[Dataset items]
╔══

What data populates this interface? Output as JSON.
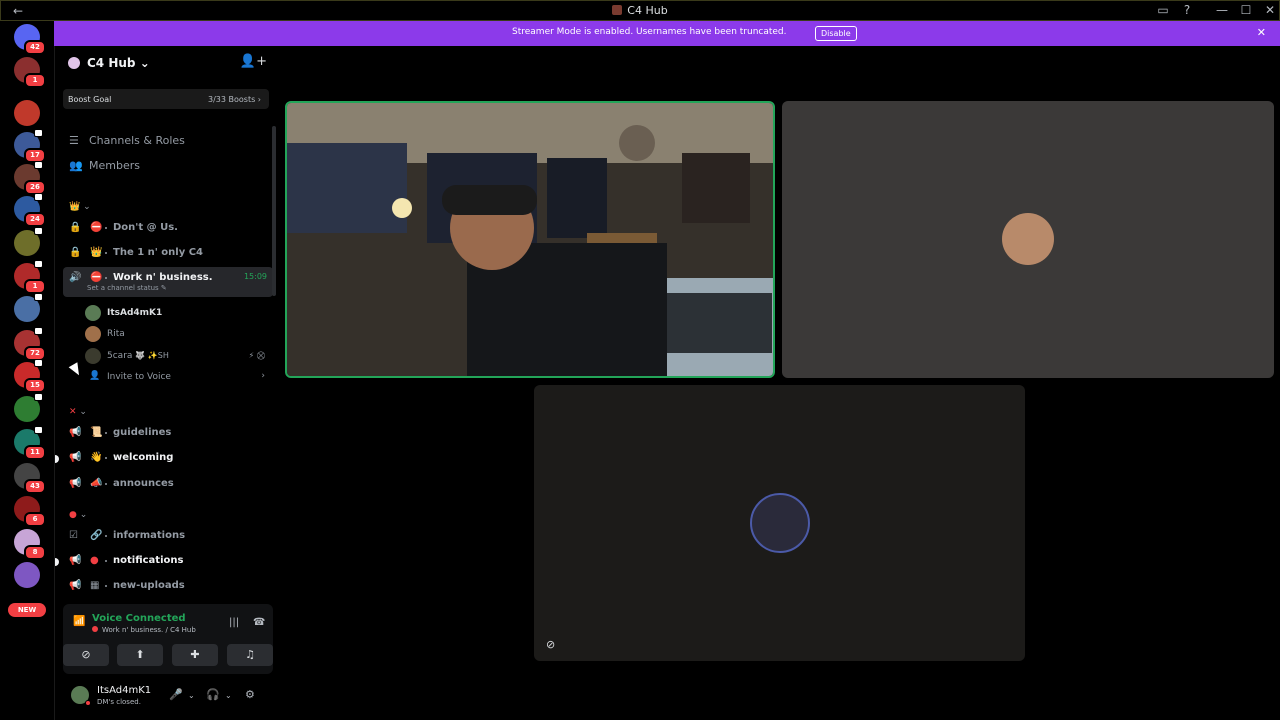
{
  "window": {
    "title": "C4 Hub",
    "back_glyph": "←",
    "controls": {
      "inbox": "▭",
      "help": "?",
      "minimize": "—",
      "maximize": "☐",
      "close": "✕"
    }
  },
  "banner": {
    "message": "Streamer Mode is enabled. Usernames have been truncated.",
    "disable_label": "Disable",
    "close_glyph": "✕",
    "color": "#8c3aea"
  },
  "rail": {
    "servers": [
      {
        "icon": "discord-home-icon",
        "badge": "42",
        "color": "#5865f2"
      },
      {
        "icon": "server-icon",
        "badge": "1",
        "color": "#8b2f2f"
      },
      {
        "icon": "mafia-server-icon",
        "badge": "",
        "color": "#c0392b"
      },
      {
        "icon": "server-icon",
        "badge": "17",
        "color": "#3d5a99"
      },
      {
        "icon": "server-icon",
        "badge": "26",
        "color": "#6b3a2f"
      },
      {
        "icon": "server-icon",
        "badge": "24",
        "color": "#2d5aa0"
      },
      {
        "icon": "server-icon",
        "badge": "",
        "color": "#6e6e2a"
      },
      {
        "icon": "server-icon",
        "badge": "1",
        "color": "#b02a2a"
      },
      {
        "icon": "server-icon",
        "badge": "",
        "color": "#4a6fa5"
      },
      {
        "icon": "server-icon",
        "badge": "72",
        "color": "#a83232"
      },
      {
        "icon": "server-icon",
        "badge": "15",
        "color": "#c92a2a"
      },
      {
        "icon": "server-icon",
        "badge": "",
        "color": "#2e7d32"
      },
      {
        "icon": "server-icon",
        "badge": "11",
        "color": "#1b7a6a"
      },
      {
        "icon": "server-icon",
        "badge": "43",
        "color": "#444444"
      },
      {
        "icon": "server-icon",
        "badge": "6",
        "color": "#8e1b1b"
      },
      {
        "icon": "server-icon",
        "badge": "8",
        "color": "#c7a5d6"
      },
      {
        "icon": "server-icon",
        "badge": "",
        "color": "#7e57c2"
      }
    ],
    "new_label": "NEW"
  },
  "server": {
    "name": "C4 Hub",
    "caret": "⌄",
    "boost_label": "Boost Goal",
    "boost_value": "3/33 Boosts",
    "boost_arrow": "›",
    "nav": [
      {
        "label": "Channels & Roles",
        "icon": "list-icon"
      },
      {
        "label": "Members",
        "icon": "members-icon"
      }
    ]
  },
  "categories": {
    "first_glyph": "👑",
    "second_glyph": "✕",
    "third_glyph": "●",
    "caret": "⌄"
  },
  "channels": {
    "voice_locked": [
      {
        "name": "Don't @ Us.",
        "emoji": "⛔"
      },
      {
        "name": "The 1 n' only C4",
        "emoji": "👑"
      }
    ],
    "active": {
      "name": "Work n' business.",
      "emoji": "⛔",
      "time": "15:09",
      "status": "Set a channel status ✎"
    },
    "voice_users": [
      {
        "name": "ItsAd4mK1",
        "color": "#5a7b55",
        "dim": false
      },
      {
        "name": "Rita",
        "color": "#a0704a",
        "dim": true
      },
      {
        "name": "5cara",
        "suffix": "🐺 ✨SH",
        "color": "#3b3b2e",
        "dim": true,
        "status_icons": "⚡ ⛒"
      }
    ],
    "invite": {
      "label": "Invite to Voice",
      "arrow": "›"
    },
    "text_cat2": [
      {
        "name": "guidelines",
        "emoji": "📜",
        "unread": false
      },
      {
        "name": "welcoming",
        "emoji": "👋",
        "unread": true
      },
      {
        "name": "announces",
        "emoji": "📣",
        "unread": false
      }
    ],
    "text_cat3": [
      {
        "name": "informations",
        "emoji": "🔗",
        "unread": false
      },
      {
        "name": "notifications",
        "emoji": "●",
        "unread": true
      },
      {
        "name": "new-uploads",
        "emoji": "▦",
        "unread": false
      }
    ]
  },
  "voice_panel": {
    "title": "Voice Connected",
    "subtitle": "Work n' business. / C4 Hub",
    "actions": [
      {
        "name": "camera-off-icon",
        "glyph": "⊘"
      },
      {
        "name": "screen-share-icon",
        "glyph": "⬆"
      },
      {
        "name": "activities-icon",
        "glyph": "✚"
      },
      {
        "name": "soundboard-icon",
        "glyph": "♫"
      }
    ]
  },
  "user": {
    "name": "ItsAd4mK1",
    "status": "DM's closed.",
    "mic_glyph": "🎤",
    "headset_glyph": "🎧",
    "settings_glyph": "⚙"
  }
}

╚══

* TASK INSTRUCTIONS *
Each entry shown above must be quoted exactly, with its pictures left out.

* WRITTEN REPLY *
What data populates this interface? Output as JSON.
{
  "window": {
    "title": "C4 Hub",
    "back_glyph": "←",
    "controls": {
      "inbox": "▭",
      "help": "?",
      "minimize": "—",
      "maximize": "☐",
      "close": "✕"
    }
  },
  "banner": {
    "message": "Streamer Mode is enabled. Usernames have been truncated.",
    "disable_label": "Disable",
    "close_glyph": "✕",
    "color": "#8c3aea"
  },
  "rail": {
    "servers": [
      {
        "icon": "discord-home-icon",
        "badge": "42",
        "color": "#5865f2"
      },
      {
        "icon": "server-icon",
        "badge": "1",
        "color": "#8b2f2f"
      },
      {
        "icon": "mafia-server-icon",
        "badge": "",
        "color": "#c0392b"
      },
      {
        "icon": "server-icon",
        "badge": "17",
        "color": "#3d5a99"
      },
      {
        "icon": "server-icon",
        "badge": "26",
        "color": "#6b3a2f"
      },
      {
        "icon": "server-icon",
        "badge": "24",
        "color": "#2d5aa0"
      },
      {
        "icon": "server-icon",
        "badge": "",
        "color": "#6e6e2a"
      },
      {
        "icon": "server-icon",
        "badge": "1",
        "color": "#b02a2a"
      },
      {
        "icon": "server-icon",
        "badge": "",
        "color": "#4a6fa5"
      },
      {
        "icon": "server-icon",
        "badge": "72",
        "color": "#a83232"
      },
      {
        "icon": "server-icon",
        "badge": "15",
        "color": "#c92a2a"
      },
      {
        "icon": "server-icon",
        "badge": "",
        "color": "#2e7d32"
      },
      {
        "icon": "server-icon",
        "badge": "11",
        "color": "#1b7a6a"
      },
      {
        "icon": "server-icon",
        "badge": "43",
        "color": "#444444"
      },
      {
        "icon": "server-icon",
        "badge": "6",
        "color": "#8e1b1b"
      },
      {
        "icon": "server-icon",
        "badge": "8",
        "color": "#c7a5d6"
      },
      {
        "icon": "server-icon",
        "badge": "",
        "color": "#7e57c2"
      }
    ],
    "new_label": "NEW"
  },
  "server": {
    "name": "C4 Hub",
    "caret": "⌄",
    "boost_label": "Boost Goal",
    "boost_value": "3/33 Boosts",
    "boost_arrow": "›",
    "nav": [
      {
        "label": "Channels & Roles",
        "icon": "list-icon"
      },
      {
        "label": "Members",
        "icon": "members-icon"
      }
    ]
  },
  "categories": {
    "first_glyph": "👑",
    "second_glyph": "✕",
    "third_glyph": "●",
    "caret": "⌄"
  },
  "channels": {
    "voice_locked": [
      {
        "name": "Don't @ Us.",
        "emoji": "⛔"
      },
      {
        "name": "The 1 n' only C4",
        "emoji": "👑"
      }
    ],
    "active": {
      "name": "Work n' business.",
      "emoji": "⛔",
      "time": "15:09",
      "status": "Set a channel status ✎"
    },
    "voice_users": [
      {
        "name": "ItsAd4mK1",
        "color": "#5a7b55",
        "dim": false
      },
      {
        "name": "Rita",
        "color": "#a0704a",
        "dim": true
      },
      {
        "name": "5cara",
        "suffix": "🐺 ✨SH",
        "color": "#3b3b2e",
        "dim": true,
        "status_icons": "⚡ ⛒"
      }
    ],
    "invite": {
      "label": "Invite to Voice",
      "arrow": "›"
    },
    "text_cat2": [
      {
        "name": "guidelines",
        "emoji": "📜",
        "unread": false
      },
      {
        "name": "welcoming",
        "emoji": "👋",
        "unread": true
      },
      {
        "name": "announces",
        "emoji": "📣",
        "unread": false
      }
    ],
    "text_cat3": [
      {
        "name": "informations",
        "emoji": "🔗",
        "unread": false
      },
      {
        "name": "notifications",
        "emoji": "●",
        "unread": true
      },
      {
        "name": "new-uploads",
        "emoji": "▦",
        "unread": false
      }
    ]
  },
  "voice_panel": {
    "title": "Voice Connected",
    "subtitle": "Work n' business. / C4 Hub",
    "actions": [
      {
        "name": "camera-off-icon",
        "glyph": "⊘"
      },
      {
        "name": "screen-share-icon",
        "glyph": "⬆"
      },
      {
        "name": "activities-icon",
        "glyph": "✚"
      },
      {
        "name": "soundboard-icon",
        "glyph": "♫"
      }
    ]
  },
  "user": {
    "name": "ItsAd4mK1",
    "status": "DM's closed.",
    "mic_glyph": "🎤",
    "headset_glyph": "🎧",
    "settings_glyph": "⚙"
  }
}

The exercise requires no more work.